Restate the listing below word for word, omitting any images.

━━━ INFORMATION SUPPLIED ━━━

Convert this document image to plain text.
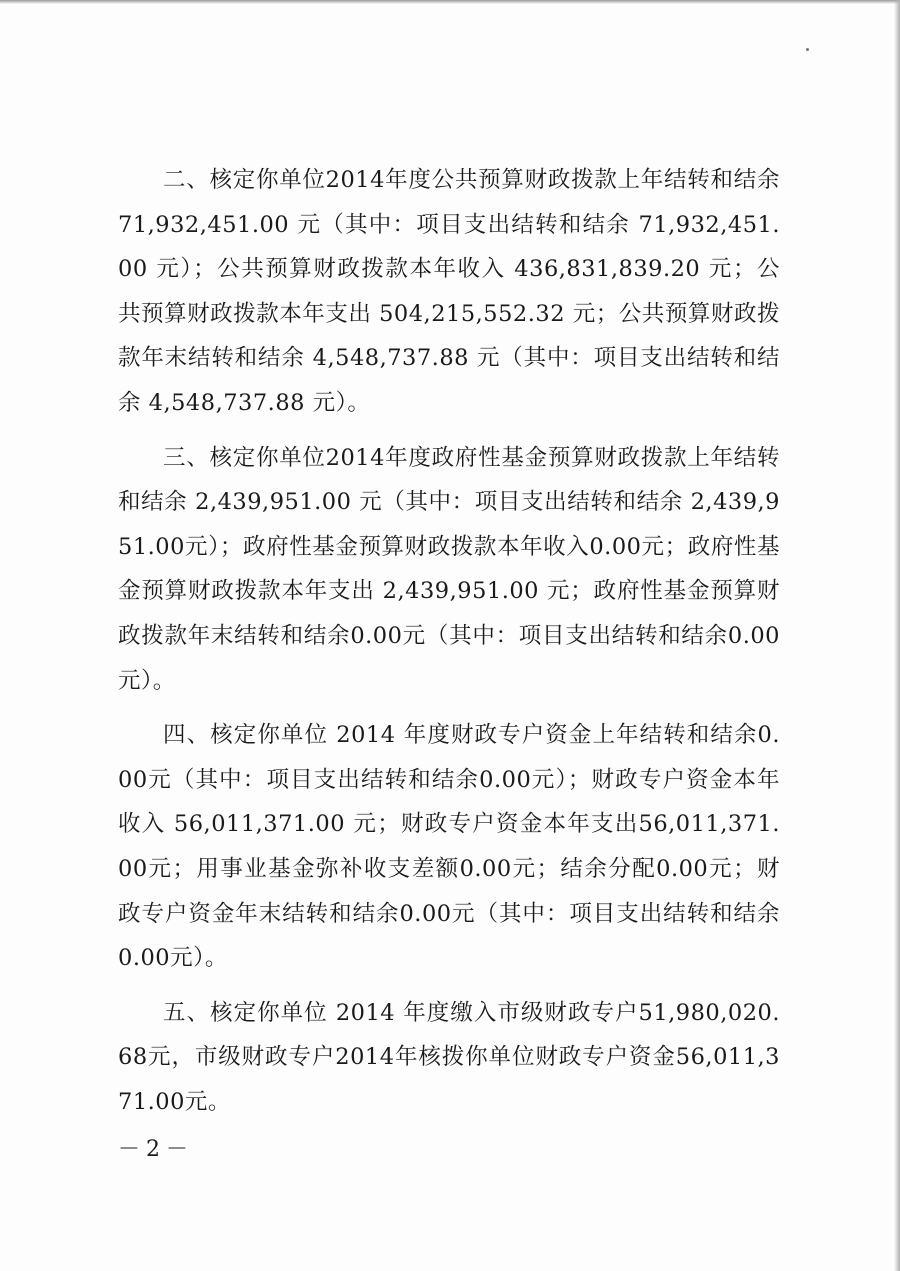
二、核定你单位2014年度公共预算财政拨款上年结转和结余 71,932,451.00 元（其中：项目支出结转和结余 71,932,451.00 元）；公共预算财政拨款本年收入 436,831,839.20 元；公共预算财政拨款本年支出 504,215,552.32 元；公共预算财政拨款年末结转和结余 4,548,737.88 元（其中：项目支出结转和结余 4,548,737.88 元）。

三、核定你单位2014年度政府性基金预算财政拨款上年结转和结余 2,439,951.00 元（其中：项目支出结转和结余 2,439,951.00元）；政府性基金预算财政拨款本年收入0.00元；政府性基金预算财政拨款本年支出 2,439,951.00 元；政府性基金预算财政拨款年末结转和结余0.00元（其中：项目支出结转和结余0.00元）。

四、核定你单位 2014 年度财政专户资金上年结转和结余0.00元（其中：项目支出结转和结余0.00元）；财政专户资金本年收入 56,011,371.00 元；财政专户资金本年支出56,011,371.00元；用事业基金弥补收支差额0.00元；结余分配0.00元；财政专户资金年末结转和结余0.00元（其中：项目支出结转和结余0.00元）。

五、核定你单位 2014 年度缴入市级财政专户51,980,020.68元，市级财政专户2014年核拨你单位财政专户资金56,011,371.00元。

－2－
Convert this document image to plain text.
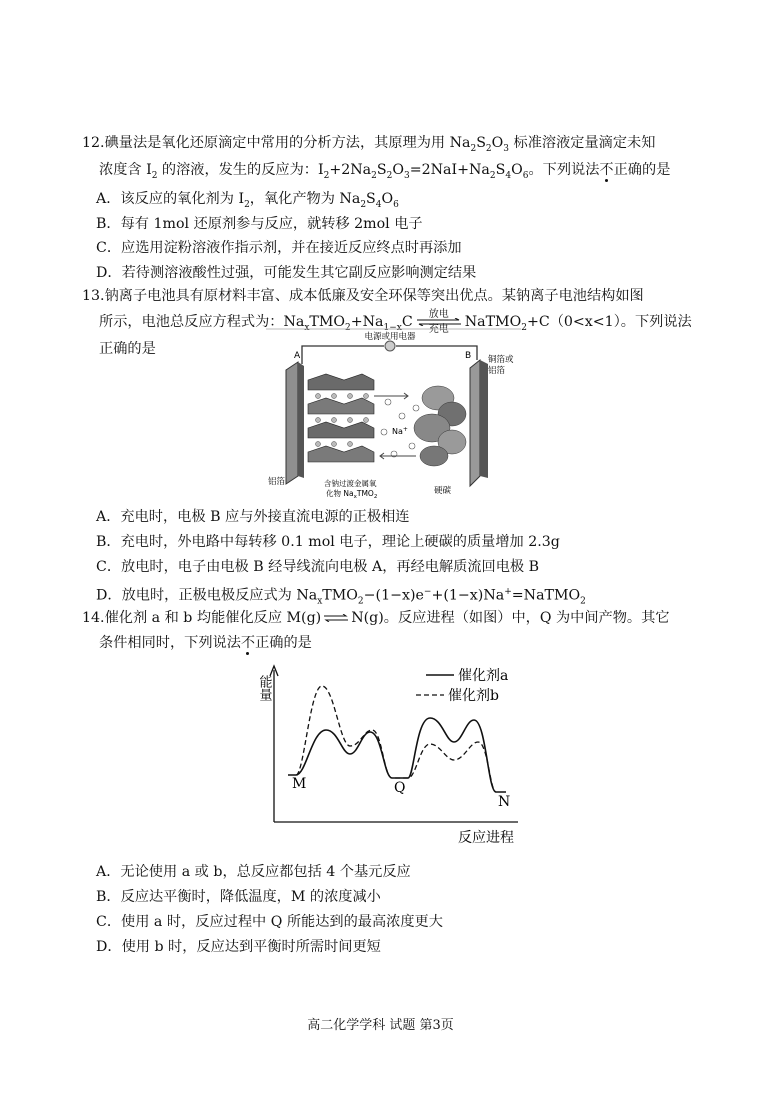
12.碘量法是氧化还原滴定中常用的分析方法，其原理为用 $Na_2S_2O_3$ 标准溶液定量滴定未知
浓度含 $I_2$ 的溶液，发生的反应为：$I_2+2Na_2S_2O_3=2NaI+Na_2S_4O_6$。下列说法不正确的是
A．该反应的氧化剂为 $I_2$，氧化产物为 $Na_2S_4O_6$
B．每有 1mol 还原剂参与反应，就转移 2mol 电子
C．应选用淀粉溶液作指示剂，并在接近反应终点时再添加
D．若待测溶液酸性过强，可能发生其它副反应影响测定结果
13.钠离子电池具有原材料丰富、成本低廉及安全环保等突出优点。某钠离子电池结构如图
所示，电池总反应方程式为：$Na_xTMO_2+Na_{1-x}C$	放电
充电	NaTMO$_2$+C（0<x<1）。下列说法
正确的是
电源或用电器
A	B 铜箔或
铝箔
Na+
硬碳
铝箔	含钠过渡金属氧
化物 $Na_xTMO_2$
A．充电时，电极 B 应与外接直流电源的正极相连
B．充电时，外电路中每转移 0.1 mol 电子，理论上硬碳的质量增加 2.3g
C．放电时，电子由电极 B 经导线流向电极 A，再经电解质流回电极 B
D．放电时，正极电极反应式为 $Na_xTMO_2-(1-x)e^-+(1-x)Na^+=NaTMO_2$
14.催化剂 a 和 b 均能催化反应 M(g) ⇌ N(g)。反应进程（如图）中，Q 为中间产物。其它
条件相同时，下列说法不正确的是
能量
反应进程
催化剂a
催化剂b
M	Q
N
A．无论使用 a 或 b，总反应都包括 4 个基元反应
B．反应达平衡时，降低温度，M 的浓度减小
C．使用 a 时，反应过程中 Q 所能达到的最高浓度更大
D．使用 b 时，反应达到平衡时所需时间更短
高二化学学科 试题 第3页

━━━

## TASK OUTPUT:
Convert this document image to plain text.
二、核定你单位2014年度公共预算财政拨款上年结转和结余 71,932,451.00 元（其中：项目支出结转和结余 71,932,451.00 元）；公共预算财政拨款本年收入 436,831,839.20 元；公共预算财政拨款本年支出 504,215,552.32 元；公共预算财政拨款年末结转和结余 4,548,737.88 元（其中：项目支出结转和结余 4,548,737.88 元）。

三、核定你单位2014年度政府性基金预算财政拨款上年结转和结余 2,439,951.00 元（其中：项目支出结转和结余 2,439,951.00元）；政府性基金预算财政拨款本年收入0.00元；政府性基金预算财政拨款本年支出 2,439,951.00 元；政府性基金预算财政拨款年末结转和结余0.00元（其中：项目支出结转和结余0.00元）。

四、核定你单位 2014 年度财政专户资金上年结转和结余0.00元（其中：项目支出结转和结余0.00元）；财政专户资金本年收入 56,011,371.00 元；财政专户资金本年支出56,011,371.00元；用事业基金弥补收支差额0.00元；结余分配0.00元；财政专户资金年末结转和结余0.00元（其中：项目支出结转和结余0.00元）。

五、核定你单位 2014 年度缴入市级财政专户51,980,020.68元，市级财政专户2014年核拨你单位财政专户资金56,011,371.00元。

－2－
Convert this document image to plain text.
12.碘量法是氧化还原滴定中常用的分析方法，其原理为用 $Na_2S_2O_3$ 标准溶液定量滴定未知
浓度含 $I_2$ 的溶液，发生的反应为：$I_2+2Na_2S_2O_3=2NaI+Na_2S_4O_6$。下列说法不正确的是
A．该反应的氧化剂为 $I_2$，氧化产物为 $Na_2S_4O_6$
B．每有 1mol 还原剂参与反应，就转移 2mol 电子
C．应选用淀粉溶液作指示剂，并在接近反应终点时再添加
D．若待测溶液酸性过强，可能发生其它副反应影响测定结果
13.钠离子电池具有原材料丰富、成本低廉及安全环保等突出优点。某钠离子电池结构如图
所示，电池总反应方程式为：$Na_xTMO_2+Na_{1-x}C$	放电
充电	NaTMO$_2$+C（0<x<1）。下列说法
正确的是
电源或用电器
A	B 铜箔或
铝箔
Na+
硬碳
铝箔	含钠过渡金属氧
化物 $Na_xTMO_2$
A．充电时，电极 B 应与外接直流电源的正极相连
B．充电时，外电路中每转移 0.1 mol 电子，理论上硬碳的质量增加 2.3g
C．放电时，电子由电极 B 经导线流向电极 A，再经电解质流回电极 B
D．放电时，正极电极反应式为 $Na_xTMO_2-(1-x)e^-+(1-x)Na^+=NaTMO_2$
14.催化剂 a 和 b 均能催化反应 M(g) ⇌ N(g)。反应进程（如图）中，Q 为中间产物。其它
条件相同时，下列说法不正确的是
能量
反应进程
催化剂a
催化剂b
M	Q
N
A．无论使用 a 或 b，总反应都包括 4 个基元反应
B．反应达平衡时，降低温度，M 的浓度减小
C．使用 a 时，反应过程中 Q 所能达到的最高浓度更大
D．使用 b 时，反应达到平衡时所需时间更短
高二化学学科 试题 第3页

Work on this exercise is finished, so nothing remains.